> [EXERCISE DIRECTIONS]: Print the stretch of the L'Etoile restaurant review from "It certainly held" through "exterior might indicate.", copied word for word.

Some perfectly ordinary sites in the city become so familiar — cranes, hotels, playing fields, police stations, car dealerships, Spars — that within a few months or years they blend into a kind of urban backdrop we no longer notice.
Somewhere at the back of our minds, we know they’re there, but usually we don’t recognise them until they’re gone. Like the public toilets that used to sit in the middle of the road outside City Hall in Belfast or the Crown Bar. (Only kidding about the Crown, but you know what I mean.)
L’Etoile restaurant on the Ormeau Road is like that. L’Etoile, a French restaurant which seems to have been there, hidden behind those awful net curtains and cheap signage for an eternity, never appeared to be open. Yet there it was. Unmovable, never changing and always showing the hallmarks of an early dereliction.
It certainly held no attraction to anyone walking past it. There used to be a place just as unprepossessing in Madrid called the Aviator’s Club. But if you pushed the shabby door beside the boarded up shop window and went in you discovered something entirely different. An exciting bar with music, loads of cool people and tapas and it opened all night.
L’Etoile may not open all night and it may not have the same excitement, but behind the door is a restaurant with proper tables and chairs, some pictures on the walls and menus. The taxi driver said the place looked like an entry with wallpaper. He wasn’t far wrong, but it’s definitely not the derelict place the exterior might indicate.

> [RECORDED DATA]:

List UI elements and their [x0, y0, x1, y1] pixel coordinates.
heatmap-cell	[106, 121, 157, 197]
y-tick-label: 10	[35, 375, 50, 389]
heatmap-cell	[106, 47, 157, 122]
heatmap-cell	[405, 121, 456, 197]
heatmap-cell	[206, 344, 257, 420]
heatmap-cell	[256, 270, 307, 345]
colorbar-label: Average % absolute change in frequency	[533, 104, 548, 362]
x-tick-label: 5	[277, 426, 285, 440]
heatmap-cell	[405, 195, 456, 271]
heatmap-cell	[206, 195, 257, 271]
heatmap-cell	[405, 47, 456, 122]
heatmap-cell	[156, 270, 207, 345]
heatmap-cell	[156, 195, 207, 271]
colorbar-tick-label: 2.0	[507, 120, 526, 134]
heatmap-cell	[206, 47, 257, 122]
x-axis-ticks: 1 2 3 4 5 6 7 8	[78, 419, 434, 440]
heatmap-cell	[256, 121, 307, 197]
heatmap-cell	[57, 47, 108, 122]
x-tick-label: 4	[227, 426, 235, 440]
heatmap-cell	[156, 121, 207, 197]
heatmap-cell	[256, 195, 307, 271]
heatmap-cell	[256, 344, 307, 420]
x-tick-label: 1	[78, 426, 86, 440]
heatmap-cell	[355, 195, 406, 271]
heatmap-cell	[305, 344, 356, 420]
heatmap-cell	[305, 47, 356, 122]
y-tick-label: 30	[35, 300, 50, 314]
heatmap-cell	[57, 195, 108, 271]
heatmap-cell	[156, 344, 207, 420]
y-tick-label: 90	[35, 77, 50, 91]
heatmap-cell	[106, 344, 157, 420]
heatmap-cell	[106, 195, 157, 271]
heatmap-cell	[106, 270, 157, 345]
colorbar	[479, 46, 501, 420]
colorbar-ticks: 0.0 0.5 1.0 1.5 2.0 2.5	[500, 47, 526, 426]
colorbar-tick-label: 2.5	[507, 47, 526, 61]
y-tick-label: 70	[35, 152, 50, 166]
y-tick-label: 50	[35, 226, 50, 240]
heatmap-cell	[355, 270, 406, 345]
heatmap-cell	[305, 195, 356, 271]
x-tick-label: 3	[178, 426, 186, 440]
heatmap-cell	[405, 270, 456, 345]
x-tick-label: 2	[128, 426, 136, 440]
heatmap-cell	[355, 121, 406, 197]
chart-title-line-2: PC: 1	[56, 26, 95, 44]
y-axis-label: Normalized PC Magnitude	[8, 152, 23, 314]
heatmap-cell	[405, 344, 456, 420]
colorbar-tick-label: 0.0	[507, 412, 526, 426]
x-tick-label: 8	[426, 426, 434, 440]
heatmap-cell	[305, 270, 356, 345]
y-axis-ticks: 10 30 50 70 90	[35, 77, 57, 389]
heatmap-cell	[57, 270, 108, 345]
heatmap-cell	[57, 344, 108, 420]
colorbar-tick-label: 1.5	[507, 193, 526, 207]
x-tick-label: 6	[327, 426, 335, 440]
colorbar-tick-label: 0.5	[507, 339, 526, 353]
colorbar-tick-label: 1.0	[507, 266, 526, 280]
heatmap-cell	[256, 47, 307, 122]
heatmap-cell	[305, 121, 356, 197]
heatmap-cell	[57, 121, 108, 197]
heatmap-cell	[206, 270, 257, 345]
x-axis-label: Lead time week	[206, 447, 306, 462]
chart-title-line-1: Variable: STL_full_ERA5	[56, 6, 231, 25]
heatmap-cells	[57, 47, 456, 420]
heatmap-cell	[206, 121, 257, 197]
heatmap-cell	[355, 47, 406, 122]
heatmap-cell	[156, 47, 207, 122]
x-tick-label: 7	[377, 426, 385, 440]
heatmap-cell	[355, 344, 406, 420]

> [REPLY TO THE TASK]:
It certainly held no attraction to anyone walking past it. There used to be a place just as unprepossessing in Madrid called the Aviator’s Club. But if you pushed the shabby door beside the boarded up shop window and went in you discovered something entirely different. An exciting bar with music, loads of cool people and tapas and it opened all night.
L’Etoile may not open all night and it may not have the same excitement, but behind the door is a restaurant with proper tables and chairs, some pictures on the walls and menus. The taxi driver said the place looked like an entry with wallpaper. He wasn’t far wrong, but it’s definitely not the derelict place the exterior might indicate.